(Records contained in a dataset)
****

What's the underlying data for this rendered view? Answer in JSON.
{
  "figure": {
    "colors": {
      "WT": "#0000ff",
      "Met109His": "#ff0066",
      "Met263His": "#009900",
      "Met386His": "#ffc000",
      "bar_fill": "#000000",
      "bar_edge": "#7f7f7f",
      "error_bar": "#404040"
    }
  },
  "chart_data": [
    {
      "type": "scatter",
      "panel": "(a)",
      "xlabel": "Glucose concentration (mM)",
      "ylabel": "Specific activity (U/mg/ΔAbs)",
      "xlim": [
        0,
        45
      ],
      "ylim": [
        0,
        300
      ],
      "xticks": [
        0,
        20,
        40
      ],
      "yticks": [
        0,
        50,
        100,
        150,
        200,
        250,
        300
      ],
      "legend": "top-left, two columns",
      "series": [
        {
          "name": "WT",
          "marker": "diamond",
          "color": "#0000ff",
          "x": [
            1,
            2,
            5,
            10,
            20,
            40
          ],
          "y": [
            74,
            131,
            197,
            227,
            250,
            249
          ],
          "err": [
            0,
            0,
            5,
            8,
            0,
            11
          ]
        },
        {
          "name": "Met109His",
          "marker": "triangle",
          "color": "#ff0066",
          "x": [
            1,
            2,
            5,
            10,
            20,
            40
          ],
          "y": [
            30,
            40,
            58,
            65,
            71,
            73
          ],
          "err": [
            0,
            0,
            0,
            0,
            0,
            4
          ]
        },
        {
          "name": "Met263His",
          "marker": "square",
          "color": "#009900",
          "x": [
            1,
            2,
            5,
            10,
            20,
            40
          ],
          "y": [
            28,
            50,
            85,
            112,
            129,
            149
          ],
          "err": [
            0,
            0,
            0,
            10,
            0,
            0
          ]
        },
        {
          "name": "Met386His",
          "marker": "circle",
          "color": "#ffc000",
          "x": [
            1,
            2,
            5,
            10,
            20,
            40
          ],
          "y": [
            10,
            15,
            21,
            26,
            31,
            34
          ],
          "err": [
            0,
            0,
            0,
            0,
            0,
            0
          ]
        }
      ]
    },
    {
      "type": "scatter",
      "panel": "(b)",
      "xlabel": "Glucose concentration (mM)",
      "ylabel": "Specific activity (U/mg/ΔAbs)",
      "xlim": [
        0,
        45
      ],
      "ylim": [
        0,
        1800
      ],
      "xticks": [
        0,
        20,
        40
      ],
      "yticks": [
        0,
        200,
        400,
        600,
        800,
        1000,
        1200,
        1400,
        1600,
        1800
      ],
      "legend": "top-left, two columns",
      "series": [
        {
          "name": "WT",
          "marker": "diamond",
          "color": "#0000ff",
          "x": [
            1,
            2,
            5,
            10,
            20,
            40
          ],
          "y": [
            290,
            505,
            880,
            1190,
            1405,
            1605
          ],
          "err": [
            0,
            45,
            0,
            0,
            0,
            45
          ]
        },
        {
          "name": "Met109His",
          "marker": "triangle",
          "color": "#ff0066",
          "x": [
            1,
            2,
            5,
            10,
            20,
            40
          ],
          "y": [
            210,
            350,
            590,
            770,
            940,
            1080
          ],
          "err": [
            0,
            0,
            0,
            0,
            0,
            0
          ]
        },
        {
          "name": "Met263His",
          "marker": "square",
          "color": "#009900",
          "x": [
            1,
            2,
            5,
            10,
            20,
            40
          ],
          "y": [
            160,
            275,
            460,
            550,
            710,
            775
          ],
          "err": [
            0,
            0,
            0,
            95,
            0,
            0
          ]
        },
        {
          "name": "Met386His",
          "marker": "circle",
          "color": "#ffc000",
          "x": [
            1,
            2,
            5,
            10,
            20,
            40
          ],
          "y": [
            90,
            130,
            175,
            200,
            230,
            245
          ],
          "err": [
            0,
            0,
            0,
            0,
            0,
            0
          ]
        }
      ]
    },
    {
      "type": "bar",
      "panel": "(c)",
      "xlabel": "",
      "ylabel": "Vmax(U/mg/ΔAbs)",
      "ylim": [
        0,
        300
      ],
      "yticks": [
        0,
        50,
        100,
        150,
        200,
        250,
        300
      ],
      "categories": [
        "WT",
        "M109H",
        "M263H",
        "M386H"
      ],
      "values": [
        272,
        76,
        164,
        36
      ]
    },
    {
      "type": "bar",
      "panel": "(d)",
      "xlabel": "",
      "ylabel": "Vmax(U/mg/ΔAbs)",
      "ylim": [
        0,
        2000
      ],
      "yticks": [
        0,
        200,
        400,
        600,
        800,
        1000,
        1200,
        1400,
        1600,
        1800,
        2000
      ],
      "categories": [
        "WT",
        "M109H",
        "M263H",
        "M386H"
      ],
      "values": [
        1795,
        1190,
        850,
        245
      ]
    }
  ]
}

****

- [Task directions] Transcribe every entry exactly.

- [Solution below]
What's the underlying data for this rendered view? Answer in JSON.
{
  "figure": {
    "colors": {
      "WT": "#0000ff",
      "Met109His": "#ff0066",
      "Met263His": "#009900",
      "Met386His": "#ffc000",
      "bar_fill": "#000000",
      "bar_edge": "#7f7f7f",
      "error_bar": "#404040"
    }
  },
  "chart_data": [
    {
      "type": "scatter",
      "panel": "(a)",
      "xlabel": "Glucose concentration (mM)",
      "ylabel": "Specific activity (U/mg/ΔAbs)",
      "xlim": [
        0,
        45
      ],
      "ylim": [
        0,
        300
      ],
      "xticks": [
        0,
        20,
        40
      ],
      "yticks": [
        0,
        50,
        100,
        150,
        200,
        250,
        300
      ],
      "legend": "top-left, two columns",
      "series": [
        {
          "name": "WT",
          "marker": "diamond",
          "color": "#0000ff",
          "x": [
            1,
            2,
            5,
            10,
            20,
            40
          ],
          "y": [
            74,
            131,
            197,
            227,
            250,
            249
          ],
          "err": [
            0,
            0,
            5,
            8,
            0,
            11
          ]
        },
        {
          "name": "Met109His",
          "marker": "triangle",
          "color": "#ff0066",
          "x": [
            1,
            2,
            5,
            10,
            20,
            40
          ],
          "y": [
            30,
            40,
            58,
            65,
            71,
            73
          ],
          "err": [
            0,
            0,
            0,
            0,
            0,
            4
          ]
        },
        {
          "name": "Met263His",
          "marker": "square",
          "color": "#009900",
          "x": [
            1,
            2,
            5,
            10,
            20,
            40
          ],
          "y": [
            28,
            50,
            85,
            112,
            129,
            149
          ],
          "err": [
            0,
            0,
            0,
            10,
            0,
            0
          ]
        },
        {
          "name": "Met386His",
          "marker": "circle",
          "color": "#ffc000",
          "x": [
            1,
            2,
            5,
            10,
            20,
            40
          ],
          "y": [
            10,
            15,
            21,
            26,
            31,
            34
          ],
          "err": [
            0,
            0,
            0,
            0,
            0,
            0
          ]
        }
      ]
    },
    {
      "type": "scatter",
      "panel": "(b)",
      "xlabel": "Glucose concentration (mM)",
      "ylabel": "Specific activity (U/mg/ΔAbs)",
      "xlim": [
        0,
        45
      ],
      "ylim": [
        0,
        1800
      ],
      "xticks": [
        0,
        20,
        40
      ],
      "yticks": [
        0,
        200,
        400,
        600,
        800,
        1000,
        1200,
        1400,
        1600,
        1800
      ],
      "legend": "top-left, two columns",
      "series": [
        {
          "name": "WT",
          "marker": "diamond",
          "color": "#0000ff",
          "x": [
            1,
            2,
            5,
            10,
            20,
            40
          ],
          "y": [
            290,
            505,
            880,
            1190,
            1405,
            1605
          ],
          "err": [
            0,
            45,
            0,
            0,
            0,
            45
          ]
        },
        {
          "name": "Met109His",
          "marker": "triangle",
          "color": "#ff0066",
          "x": [
            1,
            2,
            5,
            10,
            20,
            40
          ],
          "y": [
            210,
            350,
            590,
            770,
            940,
            1080
          ],
          "err": [
            0,
            0,
            0,
            0,
            0,
            0
          ]
        },
        {
          "name": "Met263His",
          "marker": "square",
          "color": "#009900",
          "x": [
            1,
            2,
            5,
            10,
            20,
            40
          ],
          "y": [
            160,
            275,
            460,
            550,
            710,
            775
          ],
          "err": [
            0,
            0,
            0,
            95,
            0,
            0
          ]
        },
        {
          "name": "Met386His",
          "marker": "circle",
          "color": "#ffc000",
          "x": [
            1,
            2,
            5,
            10,
            20,
            40
          ],
          "y": [
            90,
            130,
            175,
            200,
            230,
            245
          ],
          "err": [
            0,
            0,
            0,
            0,
            0,
            0
          ]
        }
      ]
    },
    {
      "type": "bar",
      "panel": "(c)",
      "xlabel": "",
      "ylabel": "Vmax(U/mg/ΔAbs)",
      "ylim": [
        0,
        300
      ],
      "yticks": [
        0,
        50,
        100,
        150,
        200,
        250,
        300
      ],
      "categories": [
        "WT",
        "M109H",
        "M263H",
        "M386H"
      ],
      "values": [
        272,
        76,
        164,
        36
      ]
    },
    {
      "type": "bar",
      "panel": "(d)",
      "xlabel": "",
      "ylabel": "Vmax(U/mg/ΔAbs)",
      "ylim": [
        0,
        2000
      ],
      "yticks": [
        0,
        200,
        400,
        600,
        800,
        1000,
        1200,
        1400,
        1600,
        1800,
        2000
      ],
      "categories": [
        "WT",
        "M109H",
        "M263H",
        "M386H"
      ],
      "values": [
        1795,
        1190,
        850,
        245
      ]
    }
  ]
}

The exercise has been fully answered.